### Task list
[1] From the passage on node-sample filtering, list every unknown node named in the Figure 2 example and where each one lies.
[2] Pick up the passage on node-sample filtering after its last sentence and continue it.

### Page text
▼

The filtering stage filters out the impossible node samples [27]. According to the data sensed by the seed node at time $t - 1$ and time t and the observation of the seed node, we can remove the samples that cannot possibly be the position of the tracking target.

In our network model, the seed nodes receive different signal strengths from the unknown node in this time step and the last time step; for different seed nodes, the signal strength they receive from the same unknown node can be different as well, in that case, we put forward various new filtering conditions to make the sample size more accurate.

(1) Area-Based Filtering Condition. In our network model, every two seed nodes can link to a line and divide the area into two parts; also, every three seed nodes can link into a triangle and divide the samples into the in-triangle part and the out-triangle part. Thus, we employ an area-based approach to perform location estimation by isolating the area into triangular regions after dividing it into near-further parts for different sample nodes. Judging whether the target's location is inside or outside of these triangular regions allows a number of sample nodes to be reduced to narrow down sample nodes' range.

Every two seed nodes can link into a segment, and, theoretically, if the unknown nodes happen to be in the perpendicular bisector (the straight line through the midpoint of a line and perpendicular to this line) of this line, then the signal strength that the two seed nodes received from the unknown node should be equal [28, 29]. Otherwise, the tracking target would be in the left or the right part of the perpendicular bisector [30].

For example, as shown in Figure 2, P and Q are two seed nodes, and l is the perpendicular bisector of PQ. The unknown node A is in area I, and its distance to node P is less than its distance to Q. The unknown node B is in line l, and its distance to node P is the same as its distance to Q. The unknown node C is in area II, and its distance to node P is more than its distance to Q. In wireless sensor networks, the farther away the unknown node is from the seed node, the smaller the received signal strength will be. Thus, for node A, the signal strength that node P can hear from it is higher than the signal strength that node Q received. For node C, the signal strength that node P can hear from it is smaller than the signal strength that node Q received. For node B, the signal strength that node P can hear from it is the same as the signal strength that node Q received in ideal conditions.

Figure 2

Perpendicular bisector zoning method.

In wireless sensor networks, we can connect every two seed nodes that are in the communication range of the unknown node and then obtain many seed pairs. According to the perpendicular bisector zoning method above, for each pair of seed nodes, we can compare the signal strength that they received from the same unknown node and then judge which seed node the unknown node is closer to and which area of the perpendicular bisector it could be in. Through connecting all the seed pairs and judging the possible area where the unknown node could be, the impossible samples are gradually reduced according to the intersection area of this possible area.

▲

### Records supplied

▼

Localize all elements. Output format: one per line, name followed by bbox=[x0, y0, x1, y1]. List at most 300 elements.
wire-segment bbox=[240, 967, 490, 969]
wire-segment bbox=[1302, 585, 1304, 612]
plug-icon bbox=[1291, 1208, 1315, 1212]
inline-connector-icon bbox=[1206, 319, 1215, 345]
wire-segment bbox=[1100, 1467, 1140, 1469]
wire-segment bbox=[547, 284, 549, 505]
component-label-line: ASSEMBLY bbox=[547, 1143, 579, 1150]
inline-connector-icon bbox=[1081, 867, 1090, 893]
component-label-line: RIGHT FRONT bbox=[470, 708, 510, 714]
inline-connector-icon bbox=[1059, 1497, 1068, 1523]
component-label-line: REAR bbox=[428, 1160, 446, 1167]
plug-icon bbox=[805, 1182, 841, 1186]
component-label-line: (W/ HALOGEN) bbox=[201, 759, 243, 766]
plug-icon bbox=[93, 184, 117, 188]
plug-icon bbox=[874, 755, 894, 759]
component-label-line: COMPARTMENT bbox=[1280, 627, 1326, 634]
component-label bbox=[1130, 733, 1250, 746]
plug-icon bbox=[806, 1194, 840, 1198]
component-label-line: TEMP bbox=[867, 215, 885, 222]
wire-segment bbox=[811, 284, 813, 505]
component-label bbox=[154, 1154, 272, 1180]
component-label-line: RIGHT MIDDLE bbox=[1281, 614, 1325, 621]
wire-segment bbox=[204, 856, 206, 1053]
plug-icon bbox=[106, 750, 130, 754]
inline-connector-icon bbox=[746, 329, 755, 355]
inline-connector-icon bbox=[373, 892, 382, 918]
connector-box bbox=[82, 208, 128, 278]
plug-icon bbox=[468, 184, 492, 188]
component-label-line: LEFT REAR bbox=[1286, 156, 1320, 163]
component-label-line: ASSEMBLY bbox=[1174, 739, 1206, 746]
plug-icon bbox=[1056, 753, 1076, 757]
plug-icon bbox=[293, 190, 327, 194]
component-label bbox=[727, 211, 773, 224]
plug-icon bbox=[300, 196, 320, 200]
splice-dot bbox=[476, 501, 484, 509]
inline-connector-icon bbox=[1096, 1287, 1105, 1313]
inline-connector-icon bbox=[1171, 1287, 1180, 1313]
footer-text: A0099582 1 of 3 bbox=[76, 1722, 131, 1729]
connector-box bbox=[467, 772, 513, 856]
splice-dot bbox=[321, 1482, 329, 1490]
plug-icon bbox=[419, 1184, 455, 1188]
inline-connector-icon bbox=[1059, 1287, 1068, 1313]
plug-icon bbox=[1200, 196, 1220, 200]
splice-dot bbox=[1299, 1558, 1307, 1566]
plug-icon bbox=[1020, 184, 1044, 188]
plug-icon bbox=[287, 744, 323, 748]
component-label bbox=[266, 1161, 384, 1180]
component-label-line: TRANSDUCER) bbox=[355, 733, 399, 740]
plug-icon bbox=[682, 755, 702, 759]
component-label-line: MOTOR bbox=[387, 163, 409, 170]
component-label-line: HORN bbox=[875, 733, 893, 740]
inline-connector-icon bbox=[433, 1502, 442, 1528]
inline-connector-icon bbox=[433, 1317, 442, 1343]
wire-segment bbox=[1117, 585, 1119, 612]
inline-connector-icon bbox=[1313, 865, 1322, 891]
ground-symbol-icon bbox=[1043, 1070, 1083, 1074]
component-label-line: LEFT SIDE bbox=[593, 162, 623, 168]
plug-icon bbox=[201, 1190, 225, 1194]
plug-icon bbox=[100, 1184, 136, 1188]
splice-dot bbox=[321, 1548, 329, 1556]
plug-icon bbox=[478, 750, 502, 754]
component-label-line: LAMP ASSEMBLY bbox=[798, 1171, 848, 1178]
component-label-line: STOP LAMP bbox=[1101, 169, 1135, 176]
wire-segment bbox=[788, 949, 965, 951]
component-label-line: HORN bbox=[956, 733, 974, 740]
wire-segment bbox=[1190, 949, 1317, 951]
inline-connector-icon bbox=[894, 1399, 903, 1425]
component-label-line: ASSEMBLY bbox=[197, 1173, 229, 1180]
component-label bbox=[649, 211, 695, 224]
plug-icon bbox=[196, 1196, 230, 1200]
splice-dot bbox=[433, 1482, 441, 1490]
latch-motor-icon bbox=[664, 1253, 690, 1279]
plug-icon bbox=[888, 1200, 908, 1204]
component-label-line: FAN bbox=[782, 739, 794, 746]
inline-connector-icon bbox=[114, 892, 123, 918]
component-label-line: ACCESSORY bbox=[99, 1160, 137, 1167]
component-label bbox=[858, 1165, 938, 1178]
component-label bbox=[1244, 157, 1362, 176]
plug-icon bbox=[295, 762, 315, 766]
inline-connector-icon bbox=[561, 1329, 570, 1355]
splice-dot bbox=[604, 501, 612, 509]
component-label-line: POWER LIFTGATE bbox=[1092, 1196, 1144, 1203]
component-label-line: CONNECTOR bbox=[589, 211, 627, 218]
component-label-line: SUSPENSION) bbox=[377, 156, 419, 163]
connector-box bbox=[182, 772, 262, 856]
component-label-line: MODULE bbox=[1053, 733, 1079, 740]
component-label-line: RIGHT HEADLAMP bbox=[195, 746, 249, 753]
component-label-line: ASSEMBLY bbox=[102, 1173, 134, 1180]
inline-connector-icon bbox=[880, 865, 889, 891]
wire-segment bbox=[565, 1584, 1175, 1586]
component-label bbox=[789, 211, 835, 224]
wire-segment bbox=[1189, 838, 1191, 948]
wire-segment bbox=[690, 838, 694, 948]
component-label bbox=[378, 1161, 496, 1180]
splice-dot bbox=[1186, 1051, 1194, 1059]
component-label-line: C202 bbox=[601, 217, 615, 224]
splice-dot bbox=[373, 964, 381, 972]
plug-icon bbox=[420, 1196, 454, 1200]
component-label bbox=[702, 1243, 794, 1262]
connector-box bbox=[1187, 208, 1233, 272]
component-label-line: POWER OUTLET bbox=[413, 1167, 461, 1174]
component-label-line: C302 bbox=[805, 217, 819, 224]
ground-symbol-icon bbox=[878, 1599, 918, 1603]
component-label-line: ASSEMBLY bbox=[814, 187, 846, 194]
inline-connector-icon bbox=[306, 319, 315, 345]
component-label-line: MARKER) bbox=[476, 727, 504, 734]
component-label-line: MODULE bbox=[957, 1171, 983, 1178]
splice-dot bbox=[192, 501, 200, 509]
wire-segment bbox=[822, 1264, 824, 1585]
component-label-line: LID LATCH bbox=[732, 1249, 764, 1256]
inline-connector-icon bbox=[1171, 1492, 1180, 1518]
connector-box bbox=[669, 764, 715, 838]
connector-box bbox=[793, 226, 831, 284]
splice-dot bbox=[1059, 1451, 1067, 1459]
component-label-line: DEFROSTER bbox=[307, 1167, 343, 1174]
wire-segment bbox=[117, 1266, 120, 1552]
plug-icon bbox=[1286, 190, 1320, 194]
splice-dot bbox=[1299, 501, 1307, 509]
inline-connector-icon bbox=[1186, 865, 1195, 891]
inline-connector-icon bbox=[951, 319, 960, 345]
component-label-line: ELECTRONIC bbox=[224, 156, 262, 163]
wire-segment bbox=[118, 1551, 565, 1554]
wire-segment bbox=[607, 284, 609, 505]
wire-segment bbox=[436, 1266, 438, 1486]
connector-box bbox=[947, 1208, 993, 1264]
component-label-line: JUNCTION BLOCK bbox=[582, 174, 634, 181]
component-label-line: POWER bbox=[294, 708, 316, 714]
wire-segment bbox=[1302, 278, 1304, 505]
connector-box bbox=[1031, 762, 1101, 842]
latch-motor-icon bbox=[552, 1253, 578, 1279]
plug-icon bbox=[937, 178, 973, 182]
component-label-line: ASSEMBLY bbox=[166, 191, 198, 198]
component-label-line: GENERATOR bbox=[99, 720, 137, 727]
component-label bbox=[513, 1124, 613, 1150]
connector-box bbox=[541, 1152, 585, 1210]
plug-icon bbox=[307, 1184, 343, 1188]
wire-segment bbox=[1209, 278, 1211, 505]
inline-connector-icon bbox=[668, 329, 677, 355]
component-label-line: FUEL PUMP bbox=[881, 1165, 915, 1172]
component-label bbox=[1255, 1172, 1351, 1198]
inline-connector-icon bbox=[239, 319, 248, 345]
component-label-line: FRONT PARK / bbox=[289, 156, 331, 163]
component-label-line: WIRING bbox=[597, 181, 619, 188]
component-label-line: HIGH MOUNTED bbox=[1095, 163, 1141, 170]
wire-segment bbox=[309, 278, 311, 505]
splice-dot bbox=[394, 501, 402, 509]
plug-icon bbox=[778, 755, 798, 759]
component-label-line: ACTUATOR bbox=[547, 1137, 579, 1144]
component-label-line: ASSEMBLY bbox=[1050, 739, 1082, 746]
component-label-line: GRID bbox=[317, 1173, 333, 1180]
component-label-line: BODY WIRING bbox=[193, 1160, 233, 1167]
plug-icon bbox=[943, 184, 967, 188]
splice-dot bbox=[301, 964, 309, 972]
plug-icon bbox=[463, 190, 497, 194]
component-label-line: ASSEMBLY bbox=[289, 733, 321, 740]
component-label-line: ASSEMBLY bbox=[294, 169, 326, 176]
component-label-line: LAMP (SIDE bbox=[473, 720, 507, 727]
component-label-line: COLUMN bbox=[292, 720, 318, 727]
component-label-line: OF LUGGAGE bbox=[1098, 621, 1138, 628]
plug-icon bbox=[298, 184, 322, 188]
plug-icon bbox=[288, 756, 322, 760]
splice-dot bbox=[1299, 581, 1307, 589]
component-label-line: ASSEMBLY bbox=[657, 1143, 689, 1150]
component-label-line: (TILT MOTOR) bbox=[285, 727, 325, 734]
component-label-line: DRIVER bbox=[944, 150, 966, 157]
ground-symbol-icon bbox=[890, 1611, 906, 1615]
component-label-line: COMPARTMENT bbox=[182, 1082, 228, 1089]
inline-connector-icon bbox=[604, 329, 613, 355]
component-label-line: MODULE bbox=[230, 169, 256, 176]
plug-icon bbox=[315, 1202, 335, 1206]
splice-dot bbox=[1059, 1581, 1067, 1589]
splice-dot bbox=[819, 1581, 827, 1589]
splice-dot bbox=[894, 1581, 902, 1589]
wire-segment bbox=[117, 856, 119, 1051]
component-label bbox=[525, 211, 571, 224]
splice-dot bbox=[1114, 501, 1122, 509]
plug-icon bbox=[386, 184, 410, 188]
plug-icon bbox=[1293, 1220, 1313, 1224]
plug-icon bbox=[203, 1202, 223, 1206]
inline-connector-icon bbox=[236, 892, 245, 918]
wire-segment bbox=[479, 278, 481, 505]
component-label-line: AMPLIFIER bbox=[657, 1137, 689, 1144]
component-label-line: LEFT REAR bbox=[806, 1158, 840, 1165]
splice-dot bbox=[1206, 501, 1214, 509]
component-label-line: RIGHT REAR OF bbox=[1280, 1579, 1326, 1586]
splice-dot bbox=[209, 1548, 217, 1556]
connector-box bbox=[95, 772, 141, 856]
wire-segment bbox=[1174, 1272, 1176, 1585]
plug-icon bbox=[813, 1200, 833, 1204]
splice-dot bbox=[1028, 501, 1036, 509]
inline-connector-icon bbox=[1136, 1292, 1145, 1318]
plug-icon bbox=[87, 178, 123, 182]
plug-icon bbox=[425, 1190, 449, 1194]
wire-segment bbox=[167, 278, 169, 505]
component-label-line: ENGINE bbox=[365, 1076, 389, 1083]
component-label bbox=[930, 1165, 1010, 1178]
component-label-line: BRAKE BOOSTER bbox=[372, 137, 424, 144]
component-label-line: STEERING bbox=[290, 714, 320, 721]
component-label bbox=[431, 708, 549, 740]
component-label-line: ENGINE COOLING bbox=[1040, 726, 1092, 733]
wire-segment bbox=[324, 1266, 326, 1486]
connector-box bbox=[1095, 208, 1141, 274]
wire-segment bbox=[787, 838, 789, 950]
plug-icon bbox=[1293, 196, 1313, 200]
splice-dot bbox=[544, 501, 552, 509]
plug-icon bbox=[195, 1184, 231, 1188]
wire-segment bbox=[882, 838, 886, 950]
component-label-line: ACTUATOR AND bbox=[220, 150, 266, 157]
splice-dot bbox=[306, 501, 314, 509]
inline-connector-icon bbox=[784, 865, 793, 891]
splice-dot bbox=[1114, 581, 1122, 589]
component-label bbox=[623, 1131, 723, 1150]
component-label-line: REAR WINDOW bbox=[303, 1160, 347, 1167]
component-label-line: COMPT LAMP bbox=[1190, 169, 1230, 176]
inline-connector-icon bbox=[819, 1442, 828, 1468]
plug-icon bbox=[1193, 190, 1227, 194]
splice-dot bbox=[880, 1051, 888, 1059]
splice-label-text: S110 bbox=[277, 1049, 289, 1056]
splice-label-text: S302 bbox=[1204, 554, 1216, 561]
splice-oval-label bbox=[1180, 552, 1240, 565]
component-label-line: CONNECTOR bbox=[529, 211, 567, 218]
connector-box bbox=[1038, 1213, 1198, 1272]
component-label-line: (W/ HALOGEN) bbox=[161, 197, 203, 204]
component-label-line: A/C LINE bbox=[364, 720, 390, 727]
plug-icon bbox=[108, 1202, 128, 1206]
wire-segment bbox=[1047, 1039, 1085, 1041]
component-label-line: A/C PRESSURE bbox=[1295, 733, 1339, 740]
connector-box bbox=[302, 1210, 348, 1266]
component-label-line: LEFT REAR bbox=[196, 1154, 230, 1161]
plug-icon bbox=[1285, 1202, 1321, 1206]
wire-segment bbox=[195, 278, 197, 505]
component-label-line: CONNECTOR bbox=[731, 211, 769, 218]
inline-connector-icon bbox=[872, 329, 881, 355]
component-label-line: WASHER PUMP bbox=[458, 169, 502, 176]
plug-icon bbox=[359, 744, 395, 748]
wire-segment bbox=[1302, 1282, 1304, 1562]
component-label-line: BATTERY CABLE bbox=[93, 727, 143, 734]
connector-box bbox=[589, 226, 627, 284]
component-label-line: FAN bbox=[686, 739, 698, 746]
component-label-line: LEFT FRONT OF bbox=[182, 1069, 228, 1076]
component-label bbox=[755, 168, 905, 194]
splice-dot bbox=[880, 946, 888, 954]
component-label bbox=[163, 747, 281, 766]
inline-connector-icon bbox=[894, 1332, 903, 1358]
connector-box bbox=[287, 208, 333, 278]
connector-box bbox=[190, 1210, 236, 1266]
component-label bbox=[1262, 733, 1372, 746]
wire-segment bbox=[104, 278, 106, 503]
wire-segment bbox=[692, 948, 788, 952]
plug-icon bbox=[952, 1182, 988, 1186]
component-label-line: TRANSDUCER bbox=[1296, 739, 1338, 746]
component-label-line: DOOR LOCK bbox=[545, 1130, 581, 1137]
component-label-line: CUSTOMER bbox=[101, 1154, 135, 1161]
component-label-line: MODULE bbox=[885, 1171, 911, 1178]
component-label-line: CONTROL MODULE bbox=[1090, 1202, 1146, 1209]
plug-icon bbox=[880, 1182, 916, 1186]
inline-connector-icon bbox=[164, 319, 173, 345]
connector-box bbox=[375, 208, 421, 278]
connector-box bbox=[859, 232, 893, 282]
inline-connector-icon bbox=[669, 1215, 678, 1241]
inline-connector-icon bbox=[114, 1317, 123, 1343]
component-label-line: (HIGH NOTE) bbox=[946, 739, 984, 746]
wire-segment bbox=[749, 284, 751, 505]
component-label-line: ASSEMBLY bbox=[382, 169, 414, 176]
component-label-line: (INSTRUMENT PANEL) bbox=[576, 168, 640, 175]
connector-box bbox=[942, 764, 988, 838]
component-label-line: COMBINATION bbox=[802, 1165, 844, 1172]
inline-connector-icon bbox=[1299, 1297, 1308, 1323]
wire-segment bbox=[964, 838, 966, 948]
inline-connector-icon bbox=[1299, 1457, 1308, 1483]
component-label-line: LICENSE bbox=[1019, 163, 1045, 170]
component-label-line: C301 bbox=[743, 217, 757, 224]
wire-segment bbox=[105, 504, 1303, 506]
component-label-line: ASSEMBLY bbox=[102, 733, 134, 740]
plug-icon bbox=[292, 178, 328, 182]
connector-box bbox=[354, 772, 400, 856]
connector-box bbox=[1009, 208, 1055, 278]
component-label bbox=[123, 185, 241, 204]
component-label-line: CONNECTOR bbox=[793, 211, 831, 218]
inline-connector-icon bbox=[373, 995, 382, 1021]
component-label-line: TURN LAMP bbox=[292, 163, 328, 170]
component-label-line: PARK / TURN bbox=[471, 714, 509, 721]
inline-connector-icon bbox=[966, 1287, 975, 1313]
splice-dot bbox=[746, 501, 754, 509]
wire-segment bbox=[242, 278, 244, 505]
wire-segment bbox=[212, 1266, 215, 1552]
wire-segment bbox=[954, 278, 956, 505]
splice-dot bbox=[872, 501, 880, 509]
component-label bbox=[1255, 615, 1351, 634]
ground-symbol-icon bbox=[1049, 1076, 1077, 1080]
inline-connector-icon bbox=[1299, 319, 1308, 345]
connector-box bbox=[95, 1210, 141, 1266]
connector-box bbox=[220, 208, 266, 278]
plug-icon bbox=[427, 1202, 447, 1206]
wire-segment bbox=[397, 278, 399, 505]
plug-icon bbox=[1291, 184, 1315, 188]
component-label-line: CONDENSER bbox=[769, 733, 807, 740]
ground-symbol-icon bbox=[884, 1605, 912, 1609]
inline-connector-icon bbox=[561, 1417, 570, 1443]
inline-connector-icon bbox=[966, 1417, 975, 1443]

▲

### Outputs for the tasks
[1]
- A: in area I
- B: on line l
- C: in area II

[2]
After dividing the area into the near-further part, we employ a proposition to isolate the area into triangular regions to make the possible area more accurate. Our proposition is similar to the Point-In-Triangulation (PIT) Test [31], but much easier than it because of the following reasons.

Firstly, according to the PIT algorithm, in the actual test, we often find the InToOut errors and OutToIn error, which just judge the node inside the triangle wrong and judge them outside and locate those outside the triangle wrong and judge them inside [32], so the original PIT is not perfect.

Secondly, in our network model, the speed and direction of a node are unknown, so we cannot do like the PIT algorithm that goes through all of the directions of the unknown node to judge whether there is a direction to make judgment; we only have the information of the position of the unknown node at this time step and the last time step, so we can only determine whether, at this moment, the node is outside the triangle or not, according to these two pieces of information.

Thus, in this paper, as the speed and direction of the tracking node are unknown and the seed nodes are randomly distributed, according to the PIT algorithm, we can randomly select three seed nodes in the communication range of the unknown node, $A (x_{a}, y_{a})$ , $B {(x}_{b,} y_{b})$ , and $C (x_{c}, y_{c})$ and make a triangle with these dots, △ABC. We can then judge whether the unknown node is in triangle △ABC or not according to the following proposition.

If the signal strength received by the same seed node at the last time step is larger than that received at this time, then the sample node is outside the triangle. The following are the different conditions in our network model.

As shown in Figure 3, the tracking target moves from the last time step to this time step in reality. In order to judge the target location at this time step, we have to utilize the information at last time step. Thus, we define a logic direction and take it as the move direction, which is the opposite with actual path.

Figure 3

Different conditions in the triangle algorithm.

As shown in Figure 3(a), if the node moves from this time step to the last time step along the logic direction, it will be far away from seed nodes A, B, and C. According to the PIT, this means there is a direction that makes the distance between the node and three dots (A, B, and C) get longer. Theoretically, the node can be regarded as out of △ABC at this time step. However, due to the typical InToOut error shown in Figure 3(c), this conclusion does not always hold.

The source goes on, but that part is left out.